Problem description = Quote the whole listing word for word, please.

Given records =
════════════════════

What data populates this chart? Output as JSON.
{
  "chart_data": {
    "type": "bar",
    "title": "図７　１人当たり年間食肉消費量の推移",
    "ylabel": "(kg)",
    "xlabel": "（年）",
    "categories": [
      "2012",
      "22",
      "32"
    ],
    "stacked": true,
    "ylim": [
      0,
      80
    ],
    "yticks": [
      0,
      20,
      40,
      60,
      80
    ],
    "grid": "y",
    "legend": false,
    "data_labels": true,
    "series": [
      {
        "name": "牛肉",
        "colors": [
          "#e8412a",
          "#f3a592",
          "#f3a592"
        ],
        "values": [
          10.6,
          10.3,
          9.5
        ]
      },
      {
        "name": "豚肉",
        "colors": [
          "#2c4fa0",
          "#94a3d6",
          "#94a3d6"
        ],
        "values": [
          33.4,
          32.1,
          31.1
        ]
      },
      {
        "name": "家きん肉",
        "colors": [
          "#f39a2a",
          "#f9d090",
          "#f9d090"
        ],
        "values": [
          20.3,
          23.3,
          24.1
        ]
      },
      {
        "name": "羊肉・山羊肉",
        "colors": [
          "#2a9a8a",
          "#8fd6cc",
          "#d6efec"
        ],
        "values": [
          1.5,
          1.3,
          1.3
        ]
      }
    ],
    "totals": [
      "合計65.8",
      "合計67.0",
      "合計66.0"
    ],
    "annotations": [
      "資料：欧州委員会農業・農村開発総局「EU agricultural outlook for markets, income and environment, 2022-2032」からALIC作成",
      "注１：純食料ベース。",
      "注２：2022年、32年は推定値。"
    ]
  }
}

════════════════════

Exercise response =
What data populates this chart? Output as JSON.
{
  "chart_data": {
    "type": "bar",
    "title": "図７　１人当たり年間食肉消費量の推移",
    "ylabel": "(kg)",
    "xlabel": "（年）",
    "categories": [
      "2012",
      "22",
      "32"
    ],
    "stacked": true,
    "ylim": [
      0,
      80
    ],
    "yticks": [
      0,
      20,
      40,
      60,
      80
    ],
    "grid": "y",
    "legend": false,
    "data_labels": true,
    "series": [
      {
        "name": "牛肉",
        "colors": [
          "#e8412a",
          "#f3a592",
          "#f3a592"
        ],
        "values": [
          10.6,
          10.3,
          9.5
        ]
      },
      {
        "name": "豚肉",
        "colors": [
          "#2c4fa0",
          "#94a3d6",
          "#94a3d6"
        ],
        "values": [
          33.4,
          32.1,
          31.1
        ]
      },
      {
        "name": "家きん肉",
        "colors": [
          "#f39a2a",
          "#f9d090",
          "#f9d090"
        ],
        "values": [
          20.3,
          23.3,
          24.1
        ]
      },
      {
        "name": "羊肉・山羊肉",
        "colors": [
          "#2a9a8a",
          "#8fd6cc",
          "#d6efec"
        ],
        "values": [
          1.5,
          1.3,
          1.3
        ]
      }
    ],
    "totals": [
      "合計65.8",
      "合計67.0",
      "合計66.0"
    ],
    "annotations": [
      "資料：欧州委員会農業・農村開発総局「EU agricultural outlook for markets, income and environment, 2022-2032」からALIC作成",
      "注１：純食料ベース。",
      "注２：2022年、32年は推定値。"
    ]
  }
}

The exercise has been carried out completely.